* START Source records *
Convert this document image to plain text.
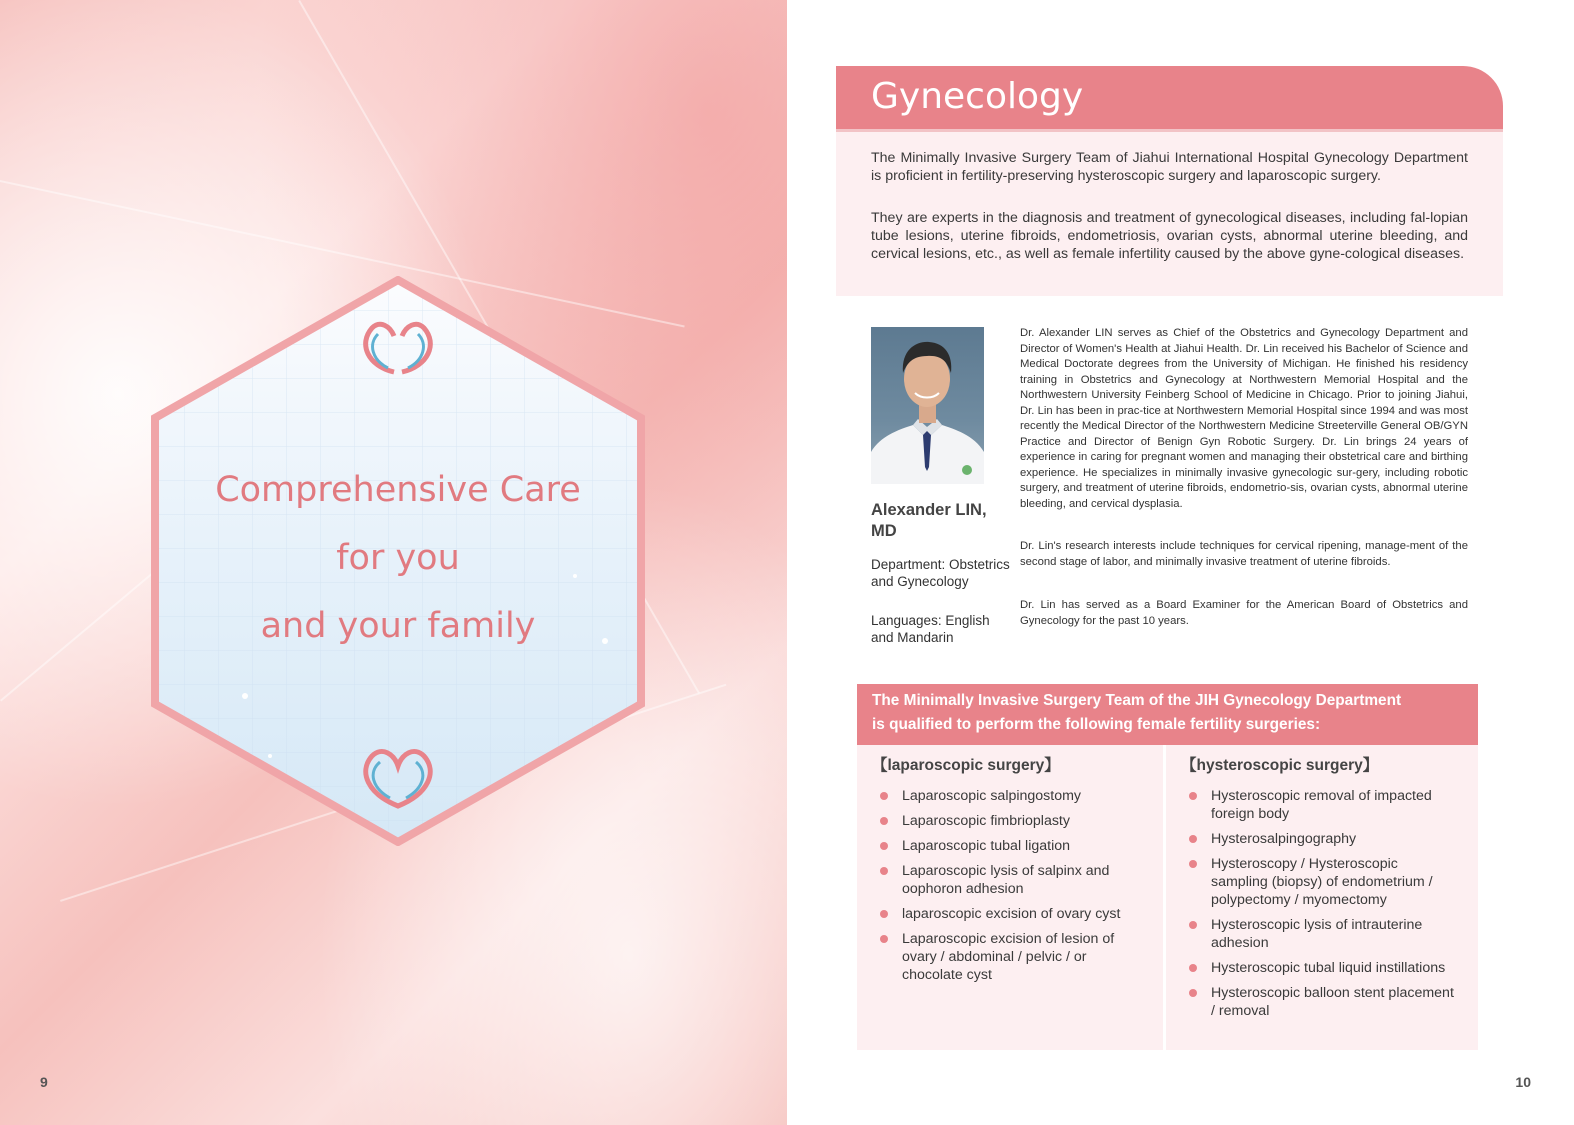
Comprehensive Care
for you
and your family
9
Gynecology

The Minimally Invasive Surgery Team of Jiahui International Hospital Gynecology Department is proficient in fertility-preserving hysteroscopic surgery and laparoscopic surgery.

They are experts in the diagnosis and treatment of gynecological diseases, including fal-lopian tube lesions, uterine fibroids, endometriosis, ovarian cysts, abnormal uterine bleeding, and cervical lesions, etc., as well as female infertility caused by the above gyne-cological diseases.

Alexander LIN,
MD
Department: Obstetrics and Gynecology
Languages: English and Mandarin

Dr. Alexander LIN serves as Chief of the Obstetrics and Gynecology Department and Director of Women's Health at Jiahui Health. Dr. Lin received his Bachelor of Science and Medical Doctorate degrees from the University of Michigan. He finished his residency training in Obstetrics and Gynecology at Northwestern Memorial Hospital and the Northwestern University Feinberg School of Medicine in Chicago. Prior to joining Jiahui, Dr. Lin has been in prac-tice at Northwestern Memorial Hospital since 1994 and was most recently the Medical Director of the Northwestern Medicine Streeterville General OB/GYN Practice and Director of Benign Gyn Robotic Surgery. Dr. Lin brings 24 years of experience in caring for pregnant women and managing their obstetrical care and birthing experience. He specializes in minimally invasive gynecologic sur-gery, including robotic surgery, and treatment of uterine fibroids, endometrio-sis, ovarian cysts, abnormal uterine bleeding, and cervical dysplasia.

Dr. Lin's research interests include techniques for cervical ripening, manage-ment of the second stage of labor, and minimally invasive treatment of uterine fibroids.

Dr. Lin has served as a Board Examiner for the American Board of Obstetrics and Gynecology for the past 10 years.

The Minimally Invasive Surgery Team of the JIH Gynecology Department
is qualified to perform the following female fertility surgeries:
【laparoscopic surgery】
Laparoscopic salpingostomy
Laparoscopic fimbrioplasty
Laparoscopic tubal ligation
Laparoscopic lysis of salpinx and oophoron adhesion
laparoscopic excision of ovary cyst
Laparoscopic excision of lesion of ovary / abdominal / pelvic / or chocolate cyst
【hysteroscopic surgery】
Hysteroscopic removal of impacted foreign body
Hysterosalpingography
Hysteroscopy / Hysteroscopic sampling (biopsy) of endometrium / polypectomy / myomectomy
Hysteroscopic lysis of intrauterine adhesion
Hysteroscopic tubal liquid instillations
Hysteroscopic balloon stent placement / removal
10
* END Source records *
* START Source records *
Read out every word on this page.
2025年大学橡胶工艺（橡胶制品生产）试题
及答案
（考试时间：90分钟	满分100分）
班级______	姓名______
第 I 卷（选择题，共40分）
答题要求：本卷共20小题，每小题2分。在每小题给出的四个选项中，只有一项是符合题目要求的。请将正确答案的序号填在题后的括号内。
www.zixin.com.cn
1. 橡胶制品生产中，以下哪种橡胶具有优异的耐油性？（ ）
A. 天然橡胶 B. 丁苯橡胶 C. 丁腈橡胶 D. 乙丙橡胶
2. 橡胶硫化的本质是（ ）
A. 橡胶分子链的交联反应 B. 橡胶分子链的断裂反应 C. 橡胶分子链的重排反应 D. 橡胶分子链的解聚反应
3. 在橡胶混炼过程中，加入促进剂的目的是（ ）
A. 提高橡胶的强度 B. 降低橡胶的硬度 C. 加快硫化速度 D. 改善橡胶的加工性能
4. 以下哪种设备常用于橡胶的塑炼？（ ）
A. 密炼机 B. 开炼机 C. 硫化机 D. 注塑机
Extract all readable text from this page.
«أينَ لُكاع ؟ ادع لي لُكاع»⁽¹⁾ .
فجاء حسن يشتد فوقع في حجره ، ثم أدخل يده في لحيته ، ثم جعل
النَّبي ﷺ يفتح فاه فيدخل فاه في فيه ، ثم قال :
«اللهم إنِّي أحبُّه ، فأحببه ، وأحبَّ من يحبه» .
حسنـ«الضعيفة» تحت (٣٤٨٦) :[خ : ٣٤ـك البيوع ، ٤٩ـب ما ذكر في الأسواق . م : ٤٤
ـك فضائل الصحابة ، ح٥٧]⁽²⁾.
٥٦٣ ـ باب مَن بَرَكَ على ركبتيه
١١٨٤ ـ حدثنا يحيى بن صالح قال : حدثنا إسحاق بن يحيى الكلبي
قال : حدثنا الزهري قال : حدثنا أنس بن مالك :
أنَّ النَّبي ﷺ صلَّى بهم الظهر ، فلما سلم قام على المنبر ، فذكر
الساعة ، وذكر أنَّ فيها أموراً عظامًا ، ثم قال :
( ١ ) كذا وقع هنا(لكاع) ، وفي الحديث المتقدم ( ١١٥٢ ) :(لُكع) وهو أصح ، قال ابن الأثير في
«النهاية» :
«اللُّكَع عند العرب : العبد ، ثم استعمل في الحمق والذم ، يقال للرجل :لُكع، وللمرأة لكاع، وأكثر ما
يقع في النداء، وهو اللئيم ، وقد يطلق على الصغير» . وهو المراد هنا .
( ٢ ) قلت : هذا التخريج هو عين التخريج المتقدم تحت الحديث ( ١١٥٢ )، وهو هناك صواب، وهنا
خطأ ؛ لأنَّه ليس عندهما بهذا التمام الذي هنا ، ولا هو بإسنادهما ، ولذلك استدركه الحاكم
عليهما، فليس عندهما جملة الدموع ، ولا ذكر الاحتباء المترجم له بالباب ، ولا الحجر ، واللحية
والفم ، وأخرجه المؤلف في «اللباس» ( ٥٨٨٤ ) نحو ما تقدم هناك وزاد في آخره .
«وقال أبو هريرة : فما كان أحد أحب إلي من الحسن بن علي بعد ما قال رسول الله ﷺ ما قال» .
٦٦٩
* END Source records *
* START Source records *
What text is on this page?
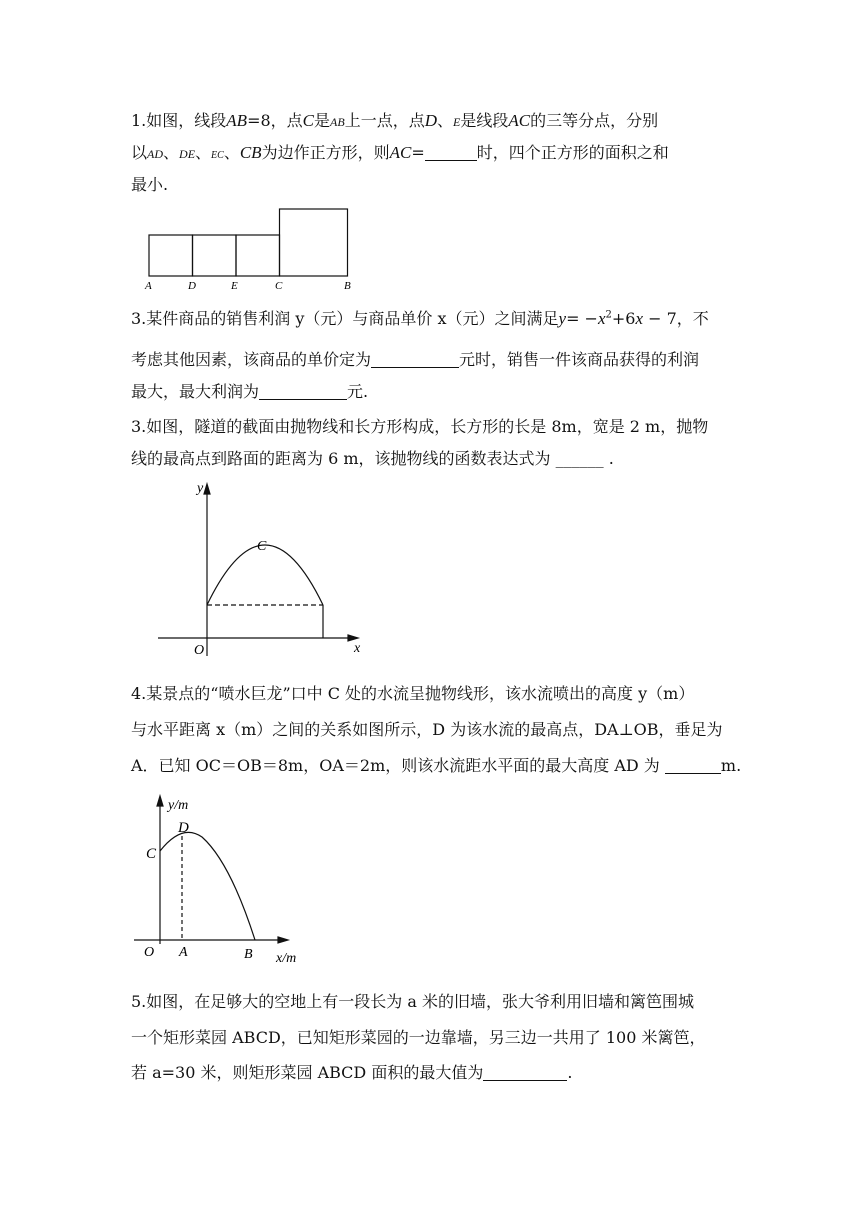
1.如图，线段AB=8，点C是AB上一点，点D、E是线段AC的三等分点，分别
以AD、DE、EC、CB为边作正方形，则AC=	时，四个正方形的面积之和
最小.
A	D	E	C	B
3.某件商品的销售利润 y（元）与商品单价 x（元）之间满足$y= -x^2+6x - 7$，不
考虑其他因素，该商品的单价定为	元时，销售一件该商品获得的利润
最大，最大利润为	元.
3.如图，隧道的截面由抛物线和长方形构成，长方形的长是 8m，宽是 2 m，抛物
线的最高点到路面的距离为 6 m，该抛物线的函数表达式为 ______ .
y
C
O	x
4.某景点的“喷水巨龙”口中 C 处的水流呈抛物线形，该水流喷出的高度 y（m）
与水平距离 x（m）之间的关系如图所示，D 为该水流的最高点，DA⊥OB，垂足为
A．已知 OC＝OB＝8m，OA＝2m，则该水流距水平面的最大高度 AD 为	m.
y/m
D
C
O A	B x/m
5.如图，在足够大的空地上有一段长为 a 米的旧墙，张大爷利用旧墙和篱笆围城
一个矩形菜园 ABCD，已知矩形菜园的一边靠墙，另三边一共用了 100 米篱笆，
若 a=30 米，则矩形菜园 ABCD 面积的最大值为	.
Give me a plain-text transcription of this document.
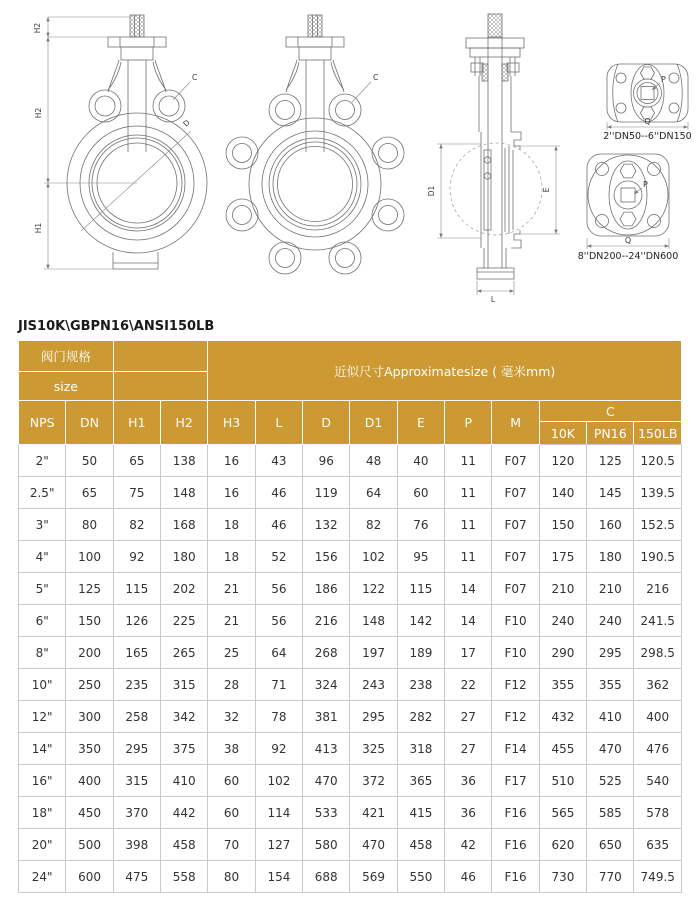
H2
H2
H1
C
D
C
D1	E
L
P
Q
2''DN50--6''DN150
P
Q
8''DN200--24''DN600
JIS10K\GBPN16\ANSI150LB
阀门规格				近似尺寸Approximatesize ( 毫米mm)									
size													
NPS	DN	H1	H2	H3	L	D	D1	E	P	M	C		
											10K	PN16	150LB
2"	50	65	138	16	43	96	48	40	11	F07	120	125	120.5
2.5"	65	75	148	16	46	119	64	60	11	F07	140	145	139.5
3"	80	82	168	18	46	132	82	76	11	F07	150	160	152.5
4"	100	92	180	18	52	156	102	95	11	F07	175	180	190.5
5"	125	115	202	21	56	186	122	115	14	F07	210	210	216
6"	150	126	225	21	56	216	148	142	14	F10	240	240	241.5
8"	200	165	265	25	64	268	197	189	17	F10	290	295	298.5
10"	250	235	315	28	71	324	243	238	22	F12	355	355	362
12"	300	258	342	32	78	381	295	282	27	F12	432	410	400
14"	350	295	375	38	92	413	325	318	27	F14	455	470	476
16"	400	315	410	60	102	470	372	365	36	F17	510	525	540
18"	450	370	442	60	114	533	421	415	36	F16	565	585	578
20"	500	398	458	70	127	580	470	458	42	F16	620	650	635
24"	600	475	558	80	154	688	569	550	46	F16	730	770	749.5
* END Source records *
● Instructions for the task: Pull every line containing "removal" from the material above.

● The solution:
Hysteroscopic removal of impacted foreign body
Hysteroscopic balloon stent placement / removal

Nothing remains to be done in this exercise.